Data entries
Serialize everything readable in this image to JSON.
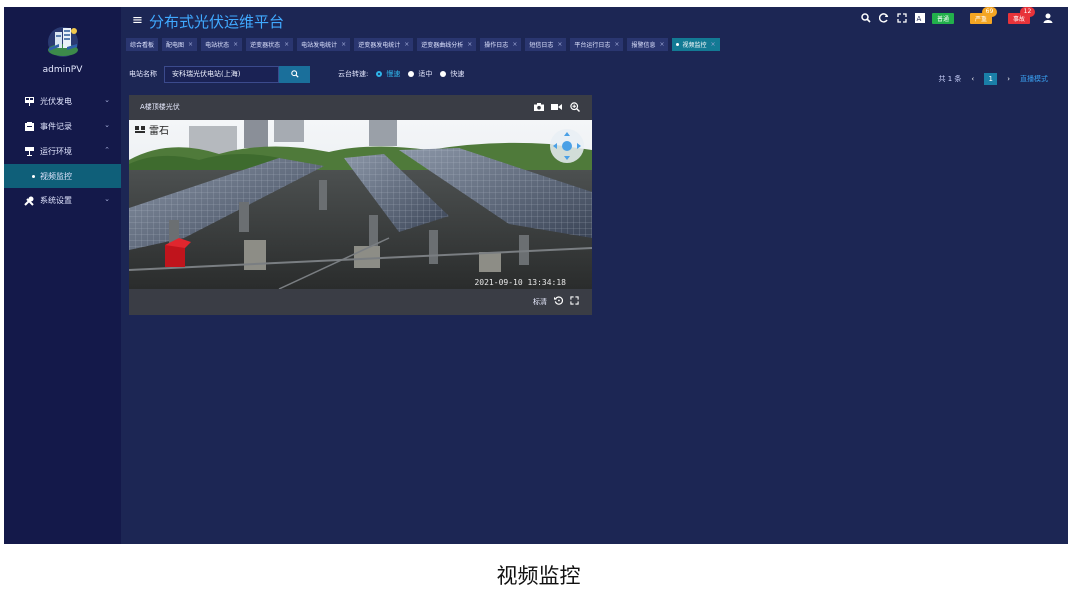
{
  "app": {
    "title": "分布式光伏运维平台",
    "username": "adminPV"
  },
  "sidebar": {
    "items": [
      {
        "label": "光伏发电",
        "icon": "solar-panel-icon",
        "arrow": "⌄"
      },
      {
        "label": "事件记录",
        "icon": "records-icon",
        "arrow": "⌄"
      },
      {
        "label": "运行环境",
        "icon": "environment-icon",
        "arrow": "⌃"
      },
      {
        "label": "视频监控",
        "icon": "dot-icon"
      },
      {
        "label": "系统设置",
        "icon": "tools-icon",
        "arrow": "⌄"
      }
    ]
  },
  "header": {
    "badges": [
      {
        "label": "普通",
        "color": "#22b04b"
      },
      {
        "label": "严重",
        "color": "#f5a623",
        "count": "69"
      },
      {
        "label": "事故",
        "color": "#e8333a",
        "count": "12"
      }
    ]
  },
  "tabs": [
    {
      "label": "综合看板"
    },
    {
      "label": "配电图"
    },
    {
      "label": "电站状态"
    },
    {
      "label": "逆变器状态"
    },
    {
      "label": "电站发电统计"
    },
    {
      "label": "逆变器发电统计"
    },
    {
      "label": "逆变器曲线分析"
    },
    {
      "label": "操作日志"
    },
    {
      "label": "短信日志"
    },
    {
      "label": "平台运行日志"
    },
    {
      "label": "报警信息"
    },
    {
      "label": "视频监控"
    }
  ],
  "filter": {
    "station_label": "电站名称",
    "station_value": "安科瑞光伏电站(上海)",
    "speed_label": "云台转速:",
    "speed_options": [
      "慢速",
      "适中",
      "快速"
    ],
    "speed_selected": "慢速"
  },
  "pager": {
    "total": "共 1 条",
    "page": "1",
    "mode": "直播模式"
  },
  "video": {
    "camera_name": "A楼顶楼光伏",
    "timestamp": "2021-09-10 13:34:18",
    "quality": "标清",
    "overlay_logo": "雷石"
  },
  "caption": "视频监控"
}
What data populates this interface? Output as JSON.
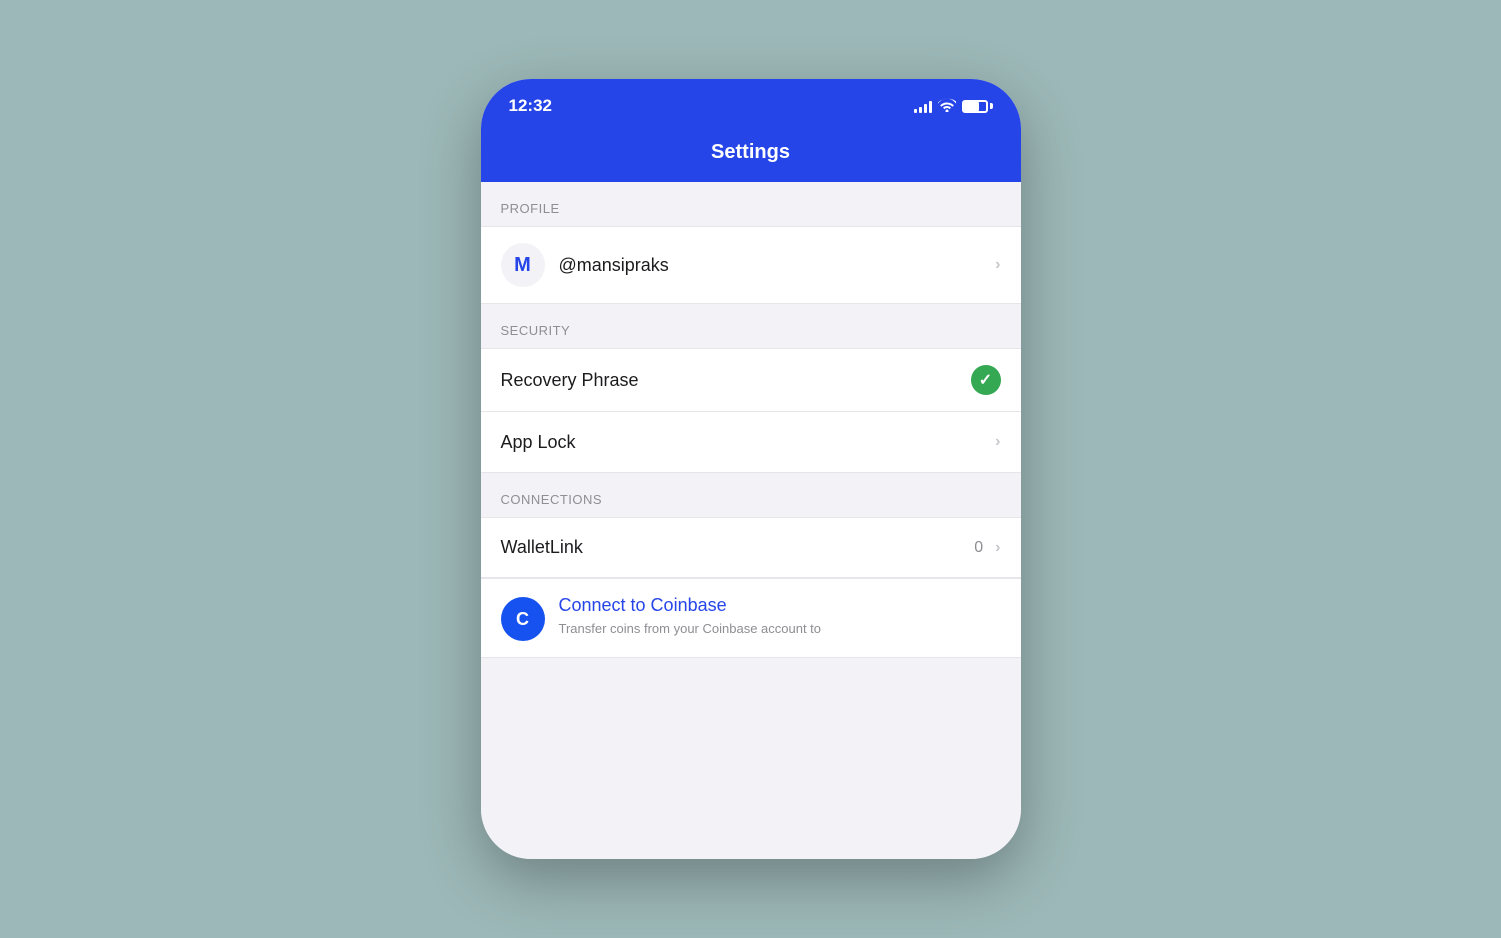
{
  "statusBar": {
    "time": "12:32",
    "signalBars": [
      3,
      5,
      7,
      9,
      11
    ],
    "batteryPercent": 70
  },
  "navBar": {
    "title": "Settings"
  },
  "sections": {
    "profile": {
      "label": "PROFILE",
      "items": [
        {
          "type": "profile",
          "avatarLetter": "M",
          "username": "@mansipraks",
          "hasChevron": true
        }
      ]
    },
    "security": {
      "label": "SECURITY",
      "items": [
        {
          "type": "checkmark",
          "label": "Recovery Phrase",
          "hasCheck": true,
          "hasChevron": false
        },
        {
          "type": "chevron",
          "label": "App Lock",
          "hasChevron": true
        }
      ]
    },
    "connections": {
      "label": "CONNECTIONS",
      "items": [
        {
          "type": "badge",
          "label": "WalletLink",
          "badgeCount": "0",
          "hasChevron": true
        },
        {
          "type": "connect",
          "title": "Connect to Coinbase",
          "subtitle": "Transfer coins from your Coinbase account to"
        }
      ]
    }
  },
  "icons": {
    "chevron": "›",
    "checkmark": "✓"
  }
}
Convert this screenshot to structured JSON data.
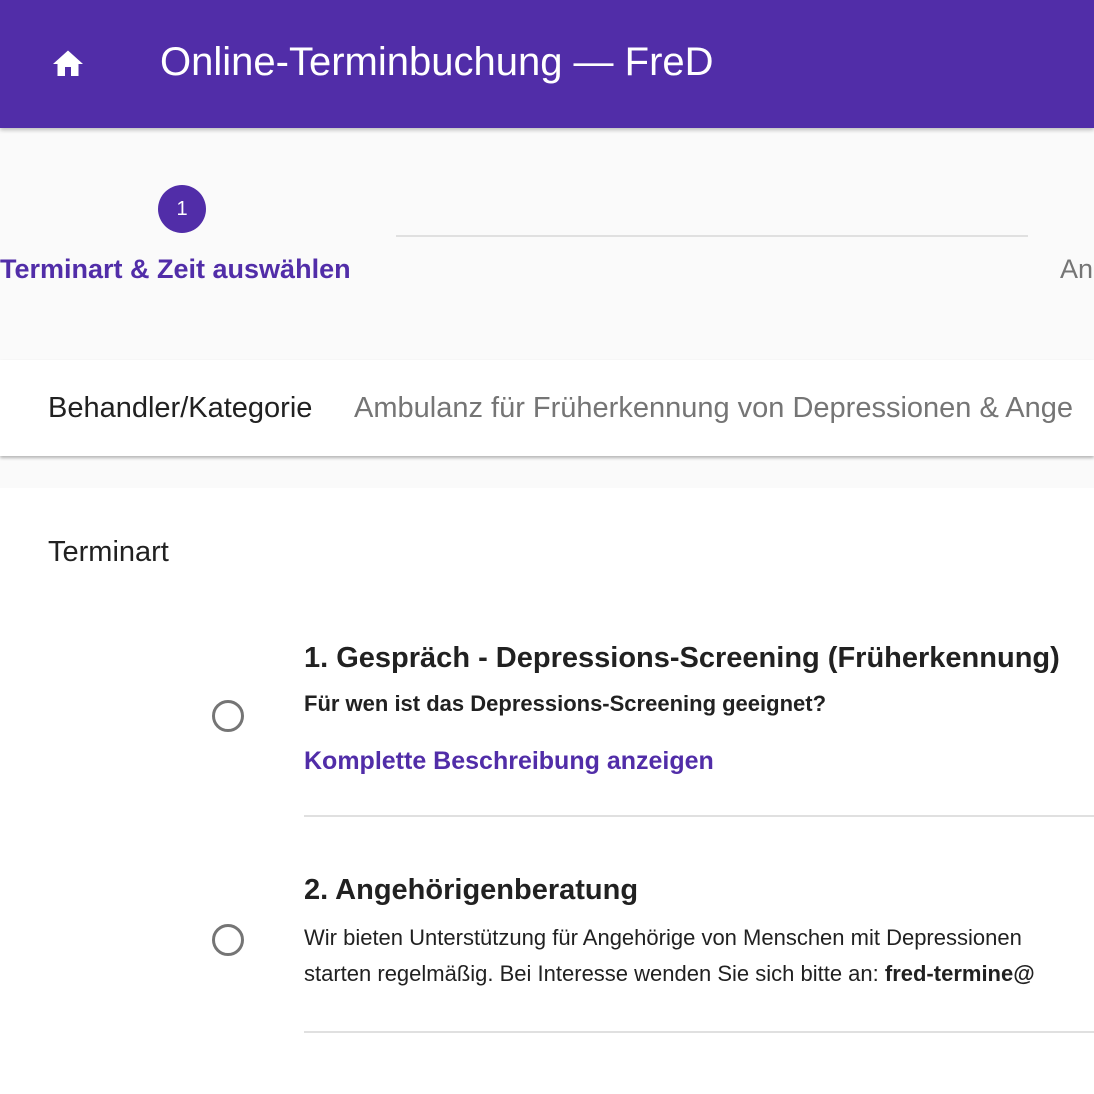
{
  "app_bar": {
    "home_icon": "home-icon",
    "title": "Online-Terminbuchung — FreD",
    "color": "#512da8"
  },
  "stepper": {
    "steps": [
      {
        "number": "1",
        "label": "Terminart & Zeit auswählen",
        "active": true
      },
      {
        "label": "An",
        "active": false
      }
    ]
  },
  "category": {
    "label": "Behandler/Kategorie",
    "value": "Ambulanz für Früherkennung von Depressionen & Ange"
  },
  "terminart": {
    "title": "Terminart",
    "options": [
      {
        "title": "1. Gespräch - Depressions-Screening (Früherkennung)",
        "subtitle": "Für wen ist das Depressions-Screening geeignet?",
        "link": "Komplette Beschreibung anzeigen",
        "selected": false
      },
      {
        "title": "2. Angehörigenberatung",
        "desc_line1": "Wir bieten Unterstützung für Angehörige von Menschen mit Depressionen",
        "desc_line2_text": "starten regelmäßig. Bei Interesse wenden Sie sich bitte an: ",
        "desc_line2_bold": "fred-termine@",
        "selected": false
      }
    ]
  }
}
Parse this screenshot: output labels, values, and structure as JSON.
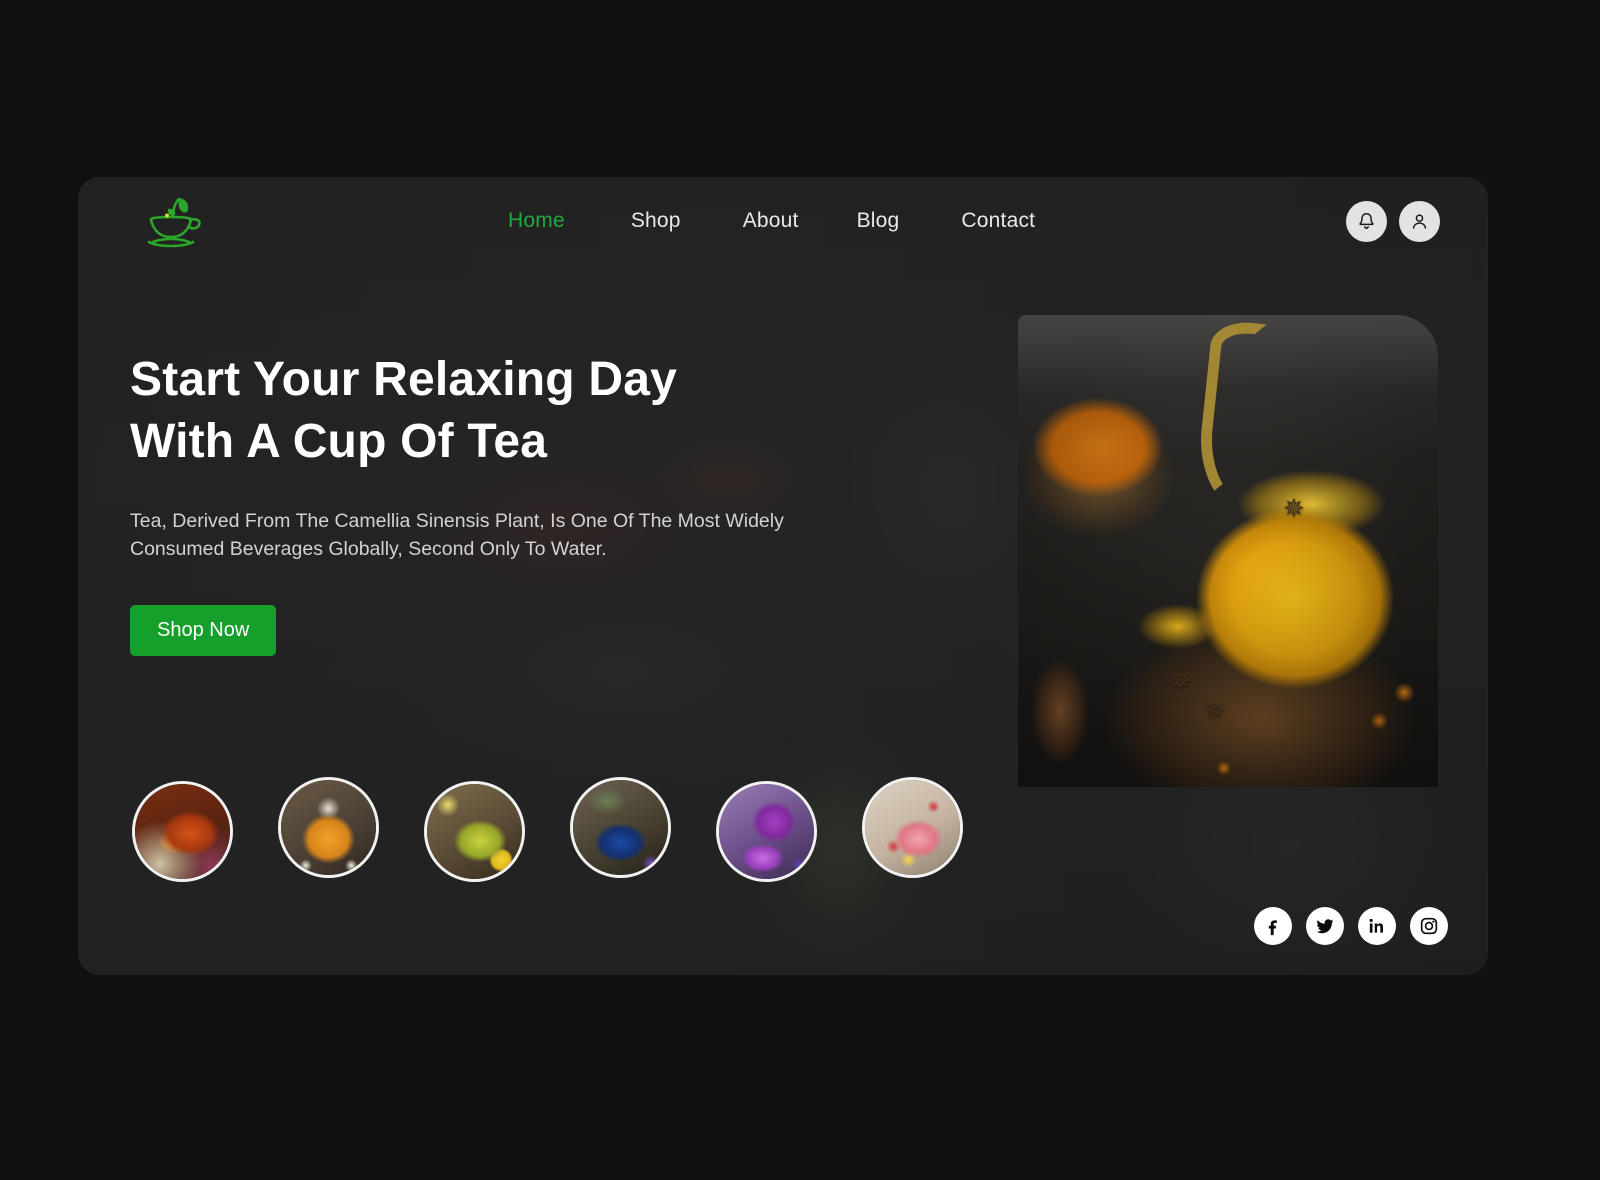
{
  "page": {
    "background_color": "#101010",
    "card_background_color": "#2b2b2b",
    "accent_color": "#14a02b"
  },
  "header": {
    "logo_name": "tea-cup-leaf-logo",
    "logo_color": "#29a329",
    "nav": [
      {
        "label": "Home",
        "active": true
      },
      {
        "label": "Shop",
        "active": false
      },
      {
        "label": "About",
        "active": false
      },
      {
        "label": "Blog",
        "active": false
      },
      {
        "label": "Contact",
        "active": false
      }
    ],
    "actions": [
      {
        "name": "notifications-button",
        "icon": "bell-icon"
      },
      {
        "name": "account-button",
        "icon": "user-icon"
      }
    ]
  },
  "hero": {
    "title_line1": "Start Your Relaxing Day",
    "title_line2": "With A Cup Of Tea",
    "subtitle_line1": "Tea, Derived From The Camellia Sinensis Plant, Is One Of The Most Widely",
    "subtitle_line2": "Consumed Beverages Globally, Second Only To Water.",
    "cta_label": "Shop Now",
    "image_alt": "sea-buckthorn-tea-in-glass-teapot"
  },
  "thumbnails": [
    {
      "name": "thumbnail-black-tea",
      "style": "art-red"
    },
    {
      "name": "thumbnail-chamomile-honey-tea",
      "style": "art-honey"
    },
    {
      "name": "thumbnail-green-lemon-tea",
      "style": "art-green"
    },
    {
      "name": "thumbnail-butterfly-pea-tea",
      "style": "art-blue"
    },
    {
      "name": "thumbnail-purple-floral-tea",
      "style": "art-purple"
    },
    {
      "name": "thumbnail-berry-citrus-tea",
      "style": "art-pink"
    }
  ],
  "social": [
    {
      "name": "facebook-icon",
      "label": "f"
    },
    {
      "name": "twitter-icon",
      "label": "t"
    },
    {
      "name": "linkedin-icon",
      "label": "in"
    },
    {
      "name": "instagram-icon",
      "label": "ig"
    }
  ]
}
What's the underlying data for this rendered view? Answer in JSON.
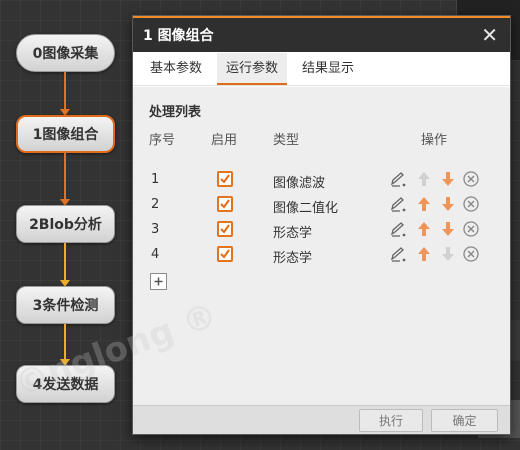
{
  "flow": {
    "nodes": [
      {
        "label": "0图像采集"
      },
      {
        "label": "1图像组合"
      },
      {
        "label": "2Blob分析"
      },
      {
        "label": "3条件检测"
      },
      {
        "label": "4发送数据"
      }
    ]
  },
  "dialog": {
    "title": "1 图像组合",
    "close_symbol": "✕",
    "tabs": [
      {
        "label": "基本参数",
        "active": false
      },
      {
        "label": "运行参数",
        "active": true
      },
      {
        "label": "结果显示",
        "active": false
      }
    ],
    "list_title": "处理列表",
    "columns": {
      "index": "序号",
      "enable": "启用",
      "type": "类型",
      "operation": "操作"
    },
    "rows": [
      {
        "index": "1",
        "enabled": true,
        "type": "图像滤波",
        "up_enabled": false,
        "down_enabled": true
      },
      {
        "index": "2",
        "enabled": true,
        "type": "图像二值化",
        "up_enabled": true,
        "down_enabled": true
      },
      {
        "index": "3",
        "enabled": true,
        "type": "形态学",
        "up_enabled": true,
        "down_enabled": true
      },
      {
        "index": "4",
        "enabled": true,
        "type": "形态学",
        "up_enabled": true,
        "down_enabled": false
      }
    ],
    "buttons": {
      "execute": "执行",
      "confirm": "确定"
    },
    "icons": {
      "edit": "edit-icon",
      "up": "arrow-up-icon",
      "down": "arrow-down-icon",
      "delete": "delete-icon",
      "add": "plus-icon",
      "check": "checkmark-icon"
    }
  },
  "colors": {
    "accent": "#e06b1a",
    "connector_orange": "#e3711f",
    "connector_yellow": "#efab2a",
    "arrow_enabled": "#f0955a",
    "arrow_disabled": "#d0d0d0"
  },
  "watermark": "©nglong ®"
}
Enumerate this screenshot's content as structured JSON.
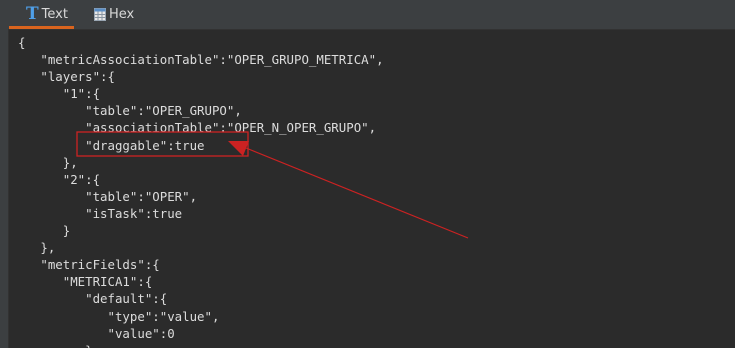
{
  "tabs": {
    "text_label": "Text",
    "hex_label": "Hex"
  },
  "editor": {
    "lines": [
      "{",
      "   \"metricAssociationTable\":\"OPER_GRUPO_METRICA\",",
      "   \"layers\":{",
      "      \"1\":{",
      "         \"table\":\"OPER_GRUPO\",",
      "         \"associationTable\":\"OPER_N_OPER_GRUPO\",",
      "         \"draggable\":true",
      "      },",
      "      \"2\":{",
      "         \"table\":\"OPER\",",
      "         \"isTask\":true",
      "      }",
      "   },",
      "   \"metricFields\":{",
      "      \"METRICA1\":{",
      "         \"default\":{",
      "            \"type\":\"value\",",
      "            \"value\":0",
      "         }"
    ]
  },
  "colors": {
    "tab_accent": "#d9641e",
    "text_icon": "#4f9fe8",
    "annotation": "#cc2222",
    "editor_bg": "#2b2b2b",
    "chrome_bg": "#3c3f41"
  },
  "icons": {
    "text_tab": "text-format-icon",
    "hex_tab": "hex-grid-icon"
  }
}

WHAT THIS TASK INVOLVES »
Reproduce every line from the entries that holds the word "index".

THE OUTPUT »
      "index": "序号",
        "index": "1",
        "index": "2",
        "index": "3",
        "index": "4",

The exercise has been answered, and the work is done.